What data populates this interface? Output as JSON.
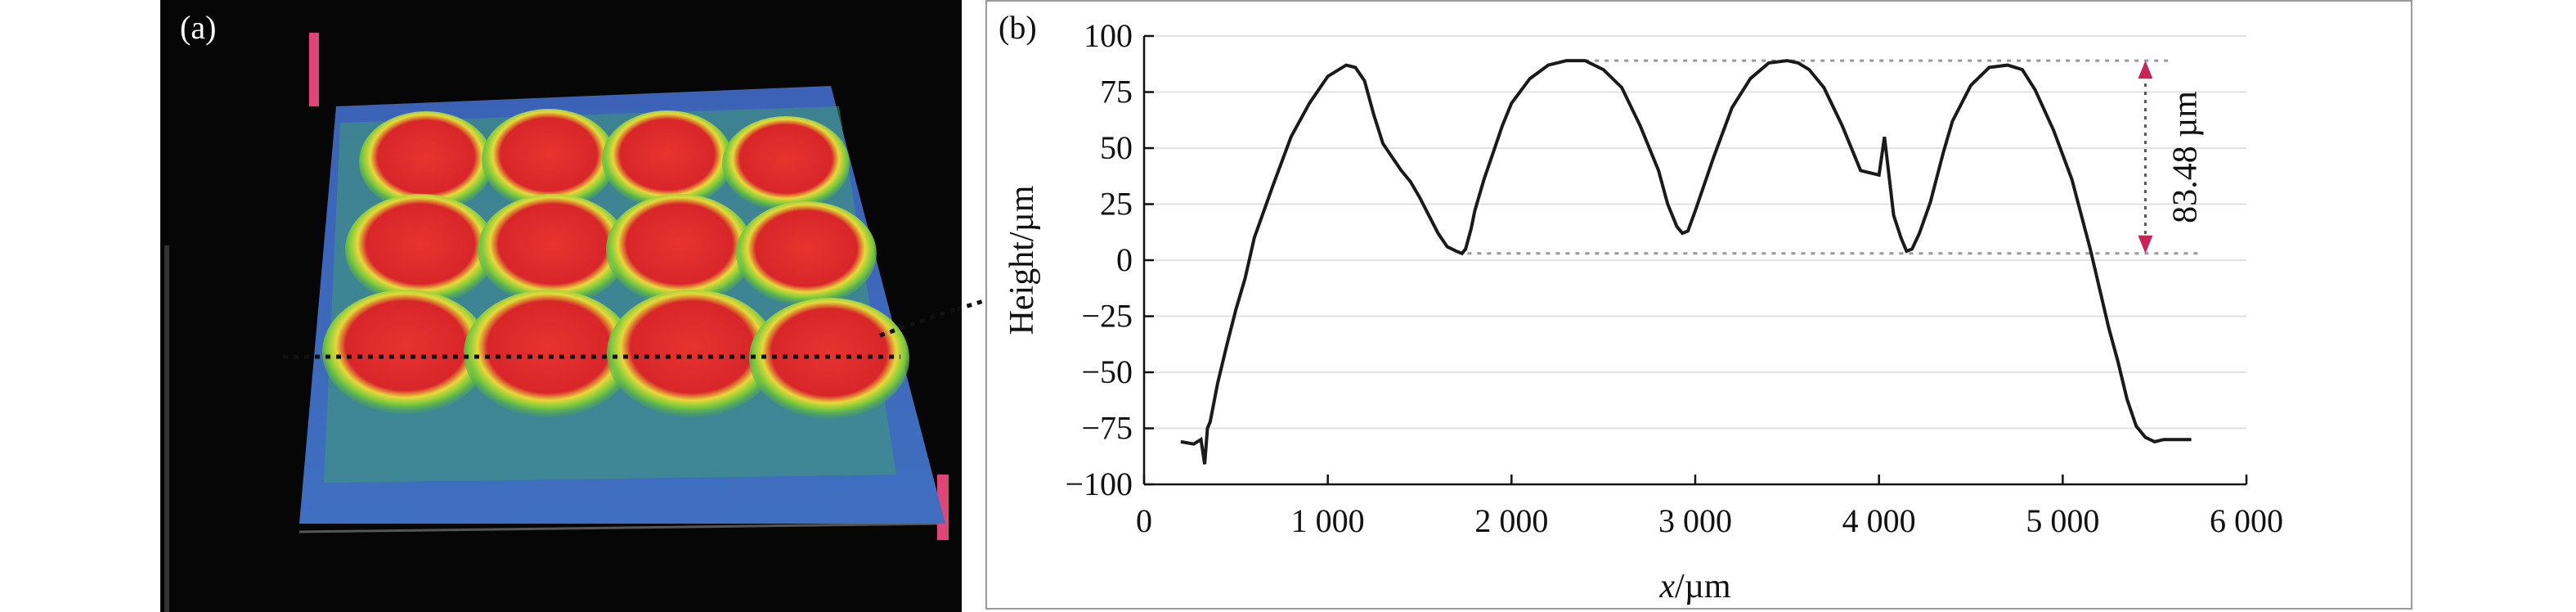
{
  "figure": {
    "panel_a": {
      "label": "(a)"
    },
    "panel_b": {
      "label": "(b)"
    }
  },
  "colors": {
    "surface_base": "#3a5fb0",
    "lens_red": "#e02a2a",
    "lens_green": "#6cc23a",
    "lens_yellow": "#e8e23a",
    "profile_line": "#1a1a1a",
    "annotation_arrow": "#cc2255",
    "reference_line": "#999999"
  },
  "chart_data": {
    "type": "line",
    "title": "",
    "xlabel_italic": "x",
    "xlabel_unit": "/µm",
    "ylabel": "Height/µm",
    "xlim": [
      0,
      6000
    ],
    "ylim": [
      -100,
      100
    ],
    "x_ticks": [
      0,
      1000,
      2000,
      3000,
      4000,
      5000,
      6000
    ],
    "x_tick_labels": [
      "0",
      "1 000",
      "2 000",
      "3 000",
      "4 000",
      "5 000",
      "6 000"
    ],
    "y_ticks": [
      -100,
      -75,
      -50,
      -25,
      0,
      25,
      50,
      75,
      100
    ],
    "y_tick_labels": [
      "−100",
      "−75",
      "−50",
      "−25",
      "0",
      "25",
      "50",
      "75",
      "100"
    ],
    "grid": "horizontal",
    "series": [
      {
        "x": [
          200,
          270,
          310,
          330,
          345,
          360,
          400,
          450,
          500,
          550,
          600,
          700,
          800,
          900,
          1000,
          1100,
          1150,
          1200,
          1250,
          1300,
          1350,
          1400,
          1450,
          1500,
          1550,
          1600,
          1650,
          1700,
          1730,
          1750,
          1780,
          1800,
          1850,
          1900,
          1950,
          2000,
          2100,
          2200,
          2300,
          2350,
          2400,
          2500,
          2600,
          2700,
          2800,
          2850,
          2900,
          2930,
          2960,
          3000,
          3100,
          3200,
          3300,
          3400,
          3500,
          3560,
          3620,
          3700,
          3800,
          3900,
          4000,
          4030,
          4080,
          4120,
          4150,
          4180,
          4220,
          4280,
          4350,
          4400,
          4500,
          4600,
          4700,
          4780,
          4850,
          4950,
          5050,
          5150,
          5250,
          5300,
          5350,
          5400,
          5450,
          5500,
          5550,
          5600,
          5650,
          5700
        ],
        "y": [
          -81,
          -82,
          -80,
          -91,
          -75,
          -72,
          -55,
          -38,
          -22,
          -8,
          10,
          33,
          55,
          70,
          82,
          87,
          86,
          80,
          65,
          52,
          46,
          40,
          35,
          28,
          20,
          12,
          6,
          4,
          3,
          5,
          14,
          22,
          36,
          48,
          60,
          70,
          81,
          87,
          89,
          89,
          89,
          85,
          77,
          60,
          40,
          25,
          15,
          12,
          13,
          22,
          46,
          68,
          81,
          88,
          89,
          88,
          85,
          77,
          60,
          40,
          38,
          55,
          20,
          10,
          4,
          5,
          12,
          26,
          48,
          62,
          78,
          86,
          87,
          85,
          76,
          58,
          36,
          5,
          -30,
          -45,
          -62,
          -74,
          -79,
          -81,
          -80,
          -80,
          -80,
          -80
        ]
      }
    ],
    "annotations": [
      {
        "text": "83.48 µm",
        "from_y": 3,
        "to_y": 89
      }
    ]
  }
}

#####

* **Task directions**: Write out the material above once more, exactly as it reads, with no pictures.

* **Worked answer**:
What data populates this interface? Output as JSON.
{
  "figure": {
    "panel_a": {
      "label": "(a)"
    },
    "panel_b": {
      "label": "(b)"
    }
  },
  "colors": {
    "surface_base": "#3a5fb0",
    "lens_red": "#e02a2a",
    "lens_green": "#6cc23a",
    "lens_yellow": "#e8e23a",
    "profile_line": "#1a1a1a",
    "annotation_arrow": "#cc2255",
    "reference_line": "#999999"
  },
  "chart_data": {
    "type": "line",
    "title": "",
    "xlabel_italic": "x",
    "xlabel_unit": "/µm",
    "ylabel": "Height/µm",
    "xlim": [
      0,
      6000
    ],
    "ylim": [
      -100,
      100
    ],
    "x_ticks": [
      0,
      1000,
      2000,
      3000,
      4000,
      5000,
      6000
    ],
    "x_tick_labels": [
      "0",
      "1 000",
      "2 000",
      "3 000",
      "4 000",
      "5 000",
      "6 000"
    ],
    "y_ticks": [
      -100,
      -75,
      -50,
      -25,
      0,
      25,
      50,
      75,
      100
    ],
    "y_tick_labels": [
      "−100",
      "−75",
      "−50",
      "−25",
      "0",
      "25",
      "50",
      "75",
      "100"
    ],
    "grid": "horizontal",
    "series": [
      {
        "x": [
          200,
          270,
          310,
          330,
          345,
          360,
          400,
          450,
          500,
          550,
          600,
          700,
          800,
          900,
          1000,
          1100,
          1150,
          1200,
          1250,
          1300,
          1350,
          1400,
          1450,
          1500,
          1550,
          1600,
          1650,
          1700,
          1730,
          1750,
          1780,
          1800,
          1850,
          1900,
          1950,
          2000,
          2100,
          2200,
          2300,
          2350,
          2400,
          2500,
          2600,
          2700,
          2800,
          2850,
          2900,
          2930,
          2960,
          3000,
          3100,
          3200,
          3300,
          3400,
          3500,
          3560,
          3620,
          3700,
          3800,
          3900,
          4000,
          4030,
          4080,
          4120,
          4150,
          4180,
          4220,
          4280,
          4350,
          4400,
          4500,
          4600,
          4700,
          4780,
          4850,
          4950,
          5050,
          5150,
          5250,
          5300,
          5350,
          5400,
          5450,
          5500,
          5550,
          5600,
          5650,
          5700
        ],
        "y": [
          -81,
          -82,
          -80,
          -91,
          -75,
          -72,
          -55,
          -38,
          -22,
          -8,
          10,
          33,
          55,
          70,
          82,
          87,
          86,
          80,
          65,
          52,
          46,
          40,
          35,
          28,
          20,
          12,
          6,
          4,
          3,
          5,
          14,
          22,
          36,
          48,
          60,
          70,
          81,
          87,
          89,
          89,
          89,
          85,
          77,
          60,
          40,
          25,
          15,
          12,
          13,
          22,
          46,
          68,
          81,
          88,
          89,
          88,
          85,
          77,
          60,
          40,
          38,
          55,
          20,
          10,
          4,
          5,
          12,
          26,
          48,
          62,
          78,
          86,
          87,
          85,
          76,
          58,
          36,
          5,
          -30,
          -45,
          -62,
          -74,
          -79,
          -81,
          -80,
          -80,
          -80,
          -80
        ]
      }
    ],
    "annotations": [
      {
        "text": "83.48 µm",
        "from_y": 3,
        "to_y": 89
      }
    ]
  }
}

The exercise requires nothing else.